### TESTO SCELTO
Sebbene i principali fornitori di semiconduttori, come Tsmc e Umc, abbiano già annunciato significativi piani di investimento per aumentare le proprie capacità produttive, questi sforzi non daranno frutti a breve termine e costringeranno gli Oem del settore automotive a rivedere le proprie strategie di approvvigionamento di semiconduttori. La crisi ha infatti evidenziato che il tradizionale ciclo di fornitura a breve termine perseguito dalle aziende automobilistiche potrebbe non essere più consono ai cicli di produzione e a ai ritmi che il consumer impone ai produttori di chip.

IHS Markit, che ha analizzato la situazione dei chip dall’aprile 2020, si aspetta che l’intera supply chain introduca cambiamenti negli approcci alla gestione delle scorte per essere meglio preparata in futuro: “La causa di questa problematica situazione è il risultato della crescente domanda da parte degli Oem e dell’offerta limitata di semiconduttori, e non sarà risolta fino a quando entrambe le forze non saranno allineate. Se la causa fosse un disastro naturale, la catena di approvvigionamento risponderebbe con i piani di ripristino appropriati, ma qui si parla di bilanciamento tra domanda e offerta e di tempi di consegna che per i microcontrollori superano anche le 26 settimane. Per questo non possiamo attenderci cambiamenti se non nella seconda parte dell’anno”, ha affermato Phil Amsrud. IHS Markit ha anche stimato che nel primo trimestre del 2021 verranno prodotti quasi 1 milione di veicoli leggeri in meno, proprio a causa delle interruzioni nella supply chain. Audi, ad esempio, ha recentemente licenziato 10.000 lavoratori e ha annunciato ritardi su alcuni modelli; Volkswagen ha dovuto ridurre la produzione negli stabilimenti di Wolfsburg ed Emden “a causa della mancanza di microchip”; Ford ha sospeso per un mese la produzione della Focus; anche Honda, Renault, Toyota e Mazda hanno recentemente fatto annunci simili.

### ELENCO DATI
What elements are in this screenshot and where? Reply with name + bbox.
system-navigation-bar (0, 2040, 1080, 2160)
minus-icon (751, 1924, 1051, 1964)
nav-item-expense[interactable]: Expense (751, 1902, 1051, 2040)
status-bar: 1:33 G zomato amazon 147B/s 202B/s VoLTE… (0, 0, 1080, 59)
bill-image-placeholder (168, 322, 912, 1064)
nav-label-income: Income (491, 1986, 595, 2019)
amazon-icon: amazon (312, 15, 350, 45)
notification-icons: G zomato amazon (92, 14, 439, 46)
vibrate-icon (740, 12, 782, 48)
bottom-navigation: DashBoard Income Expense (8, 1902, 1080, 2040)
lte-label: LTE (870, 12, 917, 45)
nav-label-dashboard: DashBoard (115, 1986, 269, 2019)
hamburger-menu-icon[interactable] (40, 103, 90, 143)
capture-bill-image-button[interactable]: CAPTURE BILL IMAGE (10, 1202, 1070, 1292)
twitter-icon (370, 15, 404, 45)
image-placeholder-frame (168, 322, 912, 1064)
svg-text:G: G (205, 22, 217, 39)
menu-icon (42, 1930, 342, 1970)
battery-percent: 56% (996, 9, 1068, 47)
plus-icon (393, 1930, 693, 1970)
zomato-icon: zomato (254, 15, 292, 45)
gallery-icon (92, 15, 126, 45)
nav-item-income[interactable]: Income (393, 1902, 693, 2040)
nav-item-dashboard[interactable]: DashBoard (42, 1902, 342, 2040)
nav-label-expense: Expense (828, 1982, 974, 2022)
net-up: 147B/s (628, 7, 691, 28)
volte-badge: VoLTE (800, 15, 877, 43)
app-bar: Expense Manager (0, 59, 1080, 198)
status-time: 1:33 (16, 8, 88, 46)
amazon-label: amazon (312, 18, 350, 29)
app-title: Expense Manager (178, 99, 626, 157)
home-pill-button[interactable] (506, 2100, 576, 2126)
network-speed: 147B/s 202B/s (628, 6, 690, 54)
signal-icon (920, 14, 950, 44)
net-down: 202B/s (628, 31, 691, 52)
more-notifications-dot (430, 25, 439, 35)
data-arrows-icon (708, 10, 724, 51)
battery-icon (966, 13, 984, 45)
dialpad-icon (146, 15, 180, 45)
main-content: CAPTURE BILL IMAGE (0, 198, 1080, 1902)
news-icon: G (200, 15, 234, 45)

### COSA FARE
Trascrivi dal testo sulla carenza di chip nel settore automobilistico il passaggio che comincia con "Sebbene i principali" e prosegue fino a "produttori di chip.".

### RISULTATO
Sebbene i principali fornitori di semiconduttori, come Tsmc e Umc, abbiano già annunciato significativi piani di investimento per aumentare le proprie capacità produttive, questi sforzi non daranno frutti a breve termine e costringeranno gli Oem del settore automotive a rivedere le proprie strategie di approvvigionamento di semiconduttori. La crisi ha infatti evidenziato che il tradizionale ciclo di fornitura a breve termine perseguito dalle aziende automobilistiche potrebbe non essere più consono ai cicli di produzione e a ai ritmi che il consumer impone ai produttori di chip.